Task data
--------
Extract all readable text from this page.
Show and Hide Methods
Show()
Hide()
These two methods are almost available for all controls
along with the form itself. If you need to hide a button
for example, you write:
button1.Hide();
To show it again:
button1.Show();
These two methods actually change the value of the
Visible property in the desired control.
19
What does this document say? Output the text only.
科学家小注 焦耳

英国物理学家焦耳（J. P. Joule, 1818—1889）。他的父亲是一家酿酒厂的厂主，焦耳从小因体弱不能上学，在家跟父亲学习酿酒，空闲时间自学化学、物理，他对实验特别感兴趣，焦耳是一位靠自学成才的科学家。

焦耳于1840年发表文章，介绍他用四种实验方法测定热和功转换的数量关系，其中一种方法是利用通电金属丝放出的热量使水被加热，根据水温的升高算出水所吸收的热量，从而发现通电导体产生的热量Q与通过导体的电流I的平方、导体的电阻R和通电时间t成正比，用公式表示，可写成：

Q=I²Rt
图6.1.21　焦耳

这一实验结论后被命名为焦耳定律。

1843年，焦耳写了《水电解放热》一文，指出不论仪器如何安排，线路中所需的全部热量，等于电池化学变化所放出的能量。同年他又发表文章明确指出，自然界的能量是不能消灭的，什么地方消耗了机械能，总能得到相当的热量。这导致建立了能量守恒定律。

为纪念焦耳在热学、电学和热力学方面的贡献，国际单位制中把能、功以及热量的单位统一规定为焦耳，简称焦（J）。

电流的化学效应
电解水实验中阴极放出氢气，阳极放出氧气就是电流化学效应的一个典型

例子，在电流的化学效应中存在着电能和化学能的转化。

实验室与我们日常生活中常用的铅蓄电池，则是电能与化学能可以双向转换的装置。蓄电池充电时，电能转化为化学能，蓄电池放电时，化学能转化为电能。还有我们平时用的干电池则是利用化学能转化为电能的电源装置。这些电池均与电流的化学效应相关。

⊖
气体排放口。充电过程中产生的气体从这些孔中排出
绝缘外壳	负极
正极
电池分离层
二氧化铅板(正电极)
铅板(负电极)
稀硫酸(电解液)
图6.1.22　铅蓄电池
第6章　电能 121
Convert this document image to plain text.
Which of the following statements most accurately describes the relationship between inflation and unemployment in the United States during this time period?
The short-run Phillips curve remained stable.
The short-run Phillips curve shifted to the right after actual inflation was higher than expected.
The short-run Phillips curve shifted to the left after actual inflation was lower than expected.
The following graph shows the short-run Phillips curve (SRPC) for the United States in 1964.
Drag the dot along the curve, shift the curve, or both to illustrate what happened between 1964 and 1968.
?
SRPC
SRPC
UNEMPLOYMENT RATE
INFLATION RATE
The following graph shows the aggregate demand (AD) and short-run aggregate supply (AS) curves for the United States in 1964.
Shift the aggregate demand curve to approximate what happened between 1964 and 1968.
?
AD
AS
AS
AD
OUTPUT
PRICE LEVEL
--------
Task details
Reply with one number: the count of lines in the entries that include the word "Phillips".

Output of the exercise
4